#### SHORT EXERCISE
Search the records for the word "into" and report each line that has it.

#### SUPPLIED INFORMATION
+ + + + + + +

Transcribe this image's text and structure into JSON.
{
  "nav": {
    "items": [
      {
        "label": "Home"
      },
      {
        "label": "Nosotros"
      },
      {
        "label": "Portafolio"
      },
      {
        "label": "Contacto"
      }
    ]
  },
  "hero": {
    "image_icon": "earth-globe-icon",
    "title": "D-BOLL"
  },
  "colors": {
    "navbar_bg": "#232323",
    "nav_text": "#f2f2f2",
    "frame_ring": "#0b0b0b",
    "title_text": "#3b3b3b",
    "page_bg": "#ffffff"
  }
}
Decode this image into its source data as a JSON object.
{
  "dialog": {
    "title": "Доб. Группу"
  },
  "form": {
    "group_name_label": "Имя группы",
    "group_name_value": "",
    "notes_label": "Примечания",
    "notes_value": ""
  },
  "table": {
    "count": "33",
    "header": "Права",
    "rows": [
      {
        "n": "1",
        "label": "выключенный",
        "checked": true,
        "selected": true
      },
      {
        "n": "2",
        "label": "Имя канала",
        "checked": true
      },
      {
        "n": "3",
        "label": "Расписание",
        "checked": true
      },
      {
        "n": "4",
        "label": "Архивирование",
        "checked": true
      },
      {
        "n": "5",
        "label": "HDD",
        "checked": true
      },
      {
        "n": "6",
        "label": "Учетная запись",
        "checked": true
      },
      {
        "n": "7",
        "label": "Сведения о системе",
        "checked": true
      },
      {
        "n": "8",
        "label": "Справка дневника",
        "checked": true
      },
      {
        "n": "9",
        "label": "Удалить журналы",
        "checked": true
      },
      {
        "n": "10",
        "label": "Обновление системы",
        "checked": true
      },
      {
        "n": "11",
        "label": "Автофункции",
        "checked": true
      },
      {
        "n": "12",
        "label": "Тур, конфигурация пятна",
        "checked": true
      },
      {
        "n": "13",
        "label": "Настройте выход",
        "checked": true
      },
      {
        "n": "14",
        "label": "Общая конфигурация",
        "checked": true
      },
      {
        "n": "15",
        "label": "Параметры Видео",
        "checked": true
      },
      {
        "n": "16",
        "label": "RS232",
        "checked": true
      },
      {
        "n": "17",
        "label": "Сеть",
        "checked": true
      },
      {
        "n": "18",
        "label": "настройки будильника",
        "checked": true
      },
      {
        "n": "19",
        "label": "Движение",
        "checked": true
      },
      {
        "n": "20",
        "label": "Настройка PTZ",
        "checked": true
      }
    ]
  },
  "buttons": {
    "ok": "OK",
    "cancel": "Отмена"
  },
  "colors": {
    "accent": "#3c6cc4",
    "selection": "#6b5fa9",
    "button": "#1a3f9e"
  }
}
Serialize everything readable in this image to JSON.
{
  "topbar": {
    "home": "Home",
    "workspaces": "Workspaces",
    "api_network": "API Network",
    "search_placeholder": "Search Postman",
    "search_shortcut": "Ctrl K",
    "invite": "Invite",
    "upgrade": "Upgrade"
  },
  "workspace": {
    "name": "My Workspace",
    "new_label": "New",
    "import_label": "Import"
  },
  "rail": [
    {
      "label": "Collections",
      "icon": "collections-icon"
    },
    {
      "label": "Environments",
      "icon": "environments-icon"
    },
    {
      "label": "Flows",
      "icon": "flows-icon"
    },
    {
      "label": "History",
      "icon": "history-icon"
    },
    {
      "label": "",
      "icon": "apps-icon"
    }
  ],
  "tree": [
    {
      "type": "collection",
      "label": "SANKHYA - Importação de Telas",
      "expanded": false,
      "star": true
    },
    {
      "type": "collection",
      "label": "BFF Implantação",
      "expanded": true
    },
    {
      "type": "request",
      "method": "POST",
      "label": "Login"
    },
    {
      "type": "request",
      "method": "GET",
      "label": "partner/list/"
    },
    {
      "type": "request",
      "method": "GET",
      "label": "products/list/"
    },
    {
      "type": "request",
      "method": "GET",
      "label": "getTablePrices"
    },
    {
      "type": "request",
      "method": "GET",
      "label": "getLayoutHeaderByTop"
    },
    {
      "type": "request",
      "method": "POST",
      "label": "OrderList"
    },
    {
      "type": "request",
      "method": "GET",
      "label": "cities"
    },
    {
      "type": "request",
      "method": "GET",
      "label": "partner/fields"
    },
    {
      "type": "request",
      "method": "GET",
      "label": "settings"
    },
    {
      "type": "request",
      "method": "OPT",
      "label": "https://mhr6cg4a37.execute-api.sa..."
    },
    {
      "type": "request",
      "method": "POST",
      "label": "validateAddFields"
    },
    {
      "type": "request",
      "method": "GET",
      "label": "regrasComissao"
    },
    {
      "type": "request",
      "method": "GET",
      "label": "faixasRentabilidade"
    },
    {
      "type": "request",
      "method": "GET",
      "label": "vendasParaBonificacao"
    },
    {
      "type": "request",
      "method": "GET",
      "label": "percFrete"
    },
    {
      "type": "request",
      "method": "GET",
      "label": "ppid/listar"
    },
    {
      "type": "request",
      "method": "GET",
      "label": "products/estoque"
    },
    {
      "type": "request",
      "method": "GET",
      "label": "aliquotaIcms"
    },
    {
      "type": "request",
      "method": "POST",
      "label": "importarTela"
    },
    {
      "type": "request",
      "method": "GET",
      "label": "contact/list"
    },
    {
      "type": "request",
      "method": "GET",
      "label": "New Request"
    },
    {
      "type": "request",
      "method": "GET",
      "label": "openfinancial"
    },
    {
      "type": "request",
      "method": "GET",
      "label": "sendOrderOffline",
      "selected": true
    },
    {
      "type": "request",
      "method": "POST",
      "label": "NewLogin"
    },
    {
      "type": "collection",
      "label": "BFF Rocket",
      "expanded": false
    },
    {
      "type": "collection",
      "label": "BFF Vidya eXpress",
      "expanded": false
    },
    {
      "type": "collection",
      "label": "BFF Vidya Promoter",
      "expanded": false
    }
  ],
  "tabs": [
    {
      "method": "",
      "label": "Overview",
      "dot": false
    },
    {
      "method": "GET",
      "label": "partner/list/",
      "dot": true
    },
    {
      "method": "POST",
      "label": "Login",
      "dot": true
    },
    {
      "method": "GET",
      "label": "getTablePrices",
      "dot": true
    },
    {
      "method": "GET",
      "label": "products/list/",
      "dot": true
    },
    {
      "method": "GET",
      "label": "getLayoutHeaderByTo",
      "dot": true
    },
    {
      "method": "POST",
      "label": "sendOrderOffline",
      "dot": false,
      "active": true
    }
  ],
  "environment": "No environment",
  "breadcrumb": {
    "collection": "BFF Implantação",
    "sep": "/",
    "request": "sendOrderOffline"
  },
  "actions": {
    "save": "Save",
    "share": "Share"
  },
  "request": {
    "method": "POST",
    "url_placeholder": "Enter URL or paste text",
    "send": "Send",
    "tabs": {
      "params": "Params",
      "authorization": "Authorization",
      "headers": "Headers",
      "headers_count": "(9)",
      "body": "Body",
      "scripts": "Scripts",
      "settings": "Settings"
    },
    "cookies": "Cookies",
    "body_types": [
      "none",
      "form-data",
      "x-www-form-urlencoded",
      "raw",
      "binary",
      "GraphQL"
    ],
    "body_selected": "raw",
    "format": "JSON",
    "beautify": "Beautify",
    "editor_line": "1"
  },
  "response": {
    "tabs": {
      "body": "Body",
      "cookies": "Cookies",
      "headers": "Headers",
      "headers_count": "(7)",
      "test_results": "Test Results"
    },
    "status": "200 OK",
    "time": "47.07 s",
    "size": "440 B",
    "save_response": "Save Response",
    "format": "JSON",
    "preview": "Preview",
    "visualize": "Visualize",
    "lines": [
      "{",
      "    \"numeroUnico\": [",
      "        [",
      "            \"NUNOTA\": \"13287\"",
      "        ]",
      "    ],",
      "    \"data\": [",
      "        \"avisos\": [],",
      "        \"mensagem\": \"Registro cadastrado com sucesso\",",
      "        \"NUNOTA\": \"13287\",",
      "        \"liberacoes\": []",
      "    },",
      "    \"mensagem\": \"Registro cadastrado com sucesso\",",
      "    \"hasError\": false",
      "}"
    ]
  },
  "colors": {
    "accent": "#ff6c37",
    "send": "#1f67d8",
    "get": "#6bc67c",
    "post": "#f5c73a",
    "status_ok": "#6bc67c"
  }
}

+ + + + + + +

#### WRITTEN RESPONSE
Transcribe this image's text and structure into JSON.
Decode this image into its source data as a JSON object.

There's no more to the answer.